- [Arbeitsauftrag]: Schreibe den Text über die ARD-Sendung zu den Hermes-Paketboten im Anschluss an seinen letzten Satz weiter.

- [Textauswahl]:
__________

Die Sendung war ohne Zweifel fernsehjournalistisch gut gemacht. Das Thema „die Armen“ gegen „den Milliardär“ sicherte die Einschaltquote sogar zu später Sendezeit. Drei Millionen Zuschauer um 21.45 Uhr ist toll. Und dieses Thema sorgt für Resonanz. "Ein Milliardär und seine Götterboten" ist der Untertitel der ARD-Rückschau. Spiegel.de sekundiert: „ ARD-Film über Lohndumping: Die Paketboten und der Milliardär“. Die Münchner Abendzeitung schreibt: „Hermes: Sozial reden und hart ausbeuten“.

Offene Fragen

Ein Thema in seinen Facetten, in seinen Widersprüchen, in seinen Konsequenzen auszuleuchten, gehört zum journalistischen Auftrag. Da ließ die Sendung aber leider einiges offen:

Wer schlecht verdienende Selbständige in einen Topf mit Lohnempfängern wirft, um Dumpinglöhne anzuprangern, darf nicht am nächsten Tag titeln: „Immer mehr Selbständige rechnen sich arm, um HartzIV-Leistungen zu beziehen.“

Wer den Milliardär mit den Paketfahrern vergleicht, sollte auch die volkswirtschaftliche Dimension nicht scheuen: Bei über zwei Milliarden Paketsendungen in Deutschland jährlich reicht Ottos Privatvermögen gerade ein Jahr, wenn er bei jeder Paketsendung einen Euro drauflegt, damit die Paketfahrer ihre Kosten leichter decken und mehr verdienen können. Dann ist auch Otto arm. Und dann?

Mindestumsatz für Gewerbetreibende

Wer dauerhaft will, dass die Paketfahrer nicht nur 60 oder 90 Cent je Paket bekommen, muss für die Anhebung der Paketgebühren eintreten. Die werden aber am Markt von den großen Anbietern definiert. Wenn Hermes oder andere ihre Preise im Alleingang anheben, gehen die Auftraggeber eben zur DHL oder anderen. Dann ist Hermes pleite. Seine Subauftragnehmer ebenfalls.

Man könnte auch eine Straßenbefragung unter Passanten machen: „Wären Sie bereit, je Paketsendung einen Euro mehr zu bezahlen, damit …“. Wäre doch interessant! Wurde aber nicht ausgeführt.

Wer prekäre Arbeitsbedingungen unter Selbständigen generell verhindern will, muss neben Mindestlöhnen für Arbeitnehmer auch Mindestumsätze für Arbeitgeber einführen. Fragt sich nur, wie das praktisch gehen soll?

__________

- [Zeilenauszüge]:
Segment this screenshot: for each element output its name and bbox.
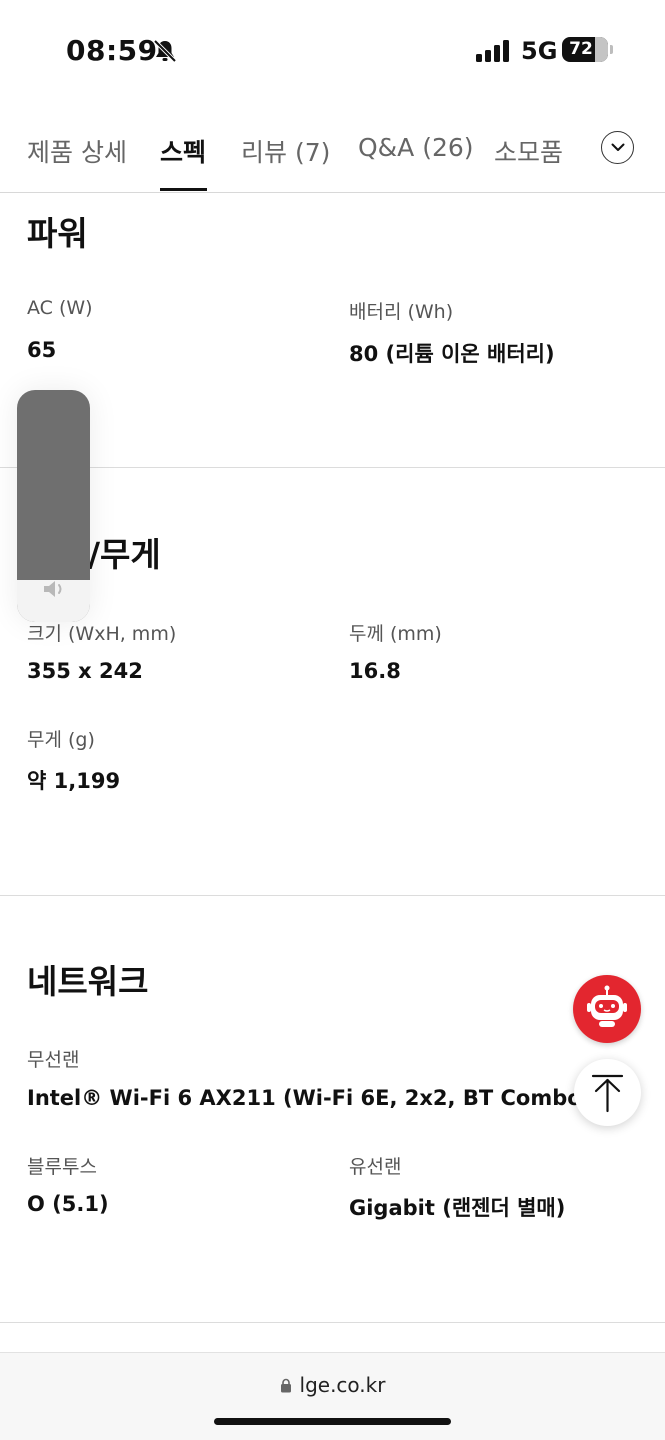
browser-address-bar[interactable]: lge.co.kr <box>0 1352 665 1440</box>
signal-icon <box>476 40 509 62</box>
spec-value-size: 355 x 242 <box>27 659 143 683</box>
section-title-power: 파워 <box>27 214 88 253</box>
spec-value-battery: 80 (리튬 이온 배터리) <box>349 342 555 366</box>
status-time: 08:59 <box>66 34 158 67</box>
spec-label-ac: AC (W) <box>27 297 93 319</box>
tab-qna[interactable]: Q&A (26) <box>358 133 474 162</box>
tab-more-button[interactable] <box>601 131 634 164</box>
section-divider <box>0 467 665 468</box>
section-title-network: 네트워크 <box>27 962 149 1001</box>
network-type: 5G <box>521 37 558 65</box>
address-url[interactable]: lge.co.kr <box>0 1373 665 1397</box>
tab-consumables[interactable]: 소모품 <box>494 133 563 169</box>
spec-value-wlan: Intel® Wi-Fi 6 AX211 (Wi-Fi 6E, 2x2, BT … <box>27 1086 592 1110</box>
active-tab-underline <box>160 188 207 191</box>
spec-label-lan: 유선랜 <box>349 1156 402 1178</box>
spec-value-weight: 약 1,199 <box>27 769 121 793</box>
bell-slash-icon <box>153 39 177 63</box>
spec-label-bluetooth: 블루투스 <box>27 1156 97 1178</box>
tab-spec[interactable]: 스펙 <box>160 133 206 169</box>
spec-label-size: 크기 (WxH, mm) <box>27 623 177 645</box>
status-bar: 08:59 5G 72 <box>0 0 665 100</box>
tab-product-detail[interactable]: 제품 상세 <box>27 133 127 169</box>
speaker-icon <box>44 581 62 597</box>
spec-value-lan: Gigabit (랜젠더 별매) <box>349 1196 566 1220</box>
chatbot-robot-icon <box>587 985 627 1027</box>
section-title-size-weight: /무게 <box>88 535 161 574</box>
spec-label-battery: 배터리 (Wh) <box>349 301 454 323</box>
spec-label-thickness: 두께 (mm) <box>349 623 442 645</box>
arrow-up-icon <box>591 1074 624 1113</box>
chatbot-button[interactable] <box>573 975 641 1043</box>
spec-value-ac: 65 <box>27 338 57 362</box>
spec-value-bluetooth: O (5.1) <box>27 1192 109 1216</box>
battery-cap <box>610 45 613 54</box>
tab-bar: 제품 상세 스펙 리뷰 (7) Q&A (26) 소모품 <box>0 118 665 193</box>
lock-icon <box>280 1378 291 1393</box>
section-divider <box>0 895 665 896</box>
scroll-to-top-button[interactable] <box>574 1059 641 1126</box>
home-indicator[interactable] <box>214 1418 451 1425</box>
chevron-down-icon <box>611 143 624 151</box>
battery-indicator: 72 <box>562 37 608 62</box>
volume-overlay <box>17 390 90 622</box>
spec-label-wlan: 무선랜 <box>27 1049 80 1071</box>
address-url-text: lge.co.kr <box>299 1373 386 1397</box>
tab-reviews[interactable]: 리뷰 (7) <box>241 133 330 169</box>
battery-text: 72 <box>569 39 593 59</box>
section-divider <box>0 1322 665 1323</box>
spec-value-thickness: 16.8 <box>349 659 401 683</box>
spec-label-weight: 무게 (g) <box>27 729 95 751</box>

__________

- [Ergebnis]:
Versagen der Politik

Unter Fachleuten wie dem Bundesverband der Kurier-Express-Post-Dienste e.V. (BdKEP) löst der Beitrag der ARD keine Überraschung aus. Das Prinzip der Billiglöhne ist kein ausschließliches Problem des Paketdienstes Hermes, sondern ein gesellschaftliches Problem: Afrika in Deutschland, Leben mit einem Euro am Tag.

Es ist die Politik, die versagt. Der Transport von Gütern erfordert nach dem Güterkraftverkehrsgesetz eine unternehmerische Ausbildung. Es ist nach dem Fahrpersonalgesetz verboten, Stücklöhne zu zahlen, sofern Fahrzeuge ab 2,8 t zul. Gesamtmasse eingesetzt werden. Die Finanzkontrolle Schwarzarbeit ist derart unterbesetzt, dass sie die verdeckte Schwarzarbeit z.B. im Paketzustellbereich nicht aufzudecken vermag. Darüber hinaus bestehen für Paketzusteller Tariflöhne, die nach gängiger Rechtsprechung nur um 30 Prozent unterschritten werden dürften.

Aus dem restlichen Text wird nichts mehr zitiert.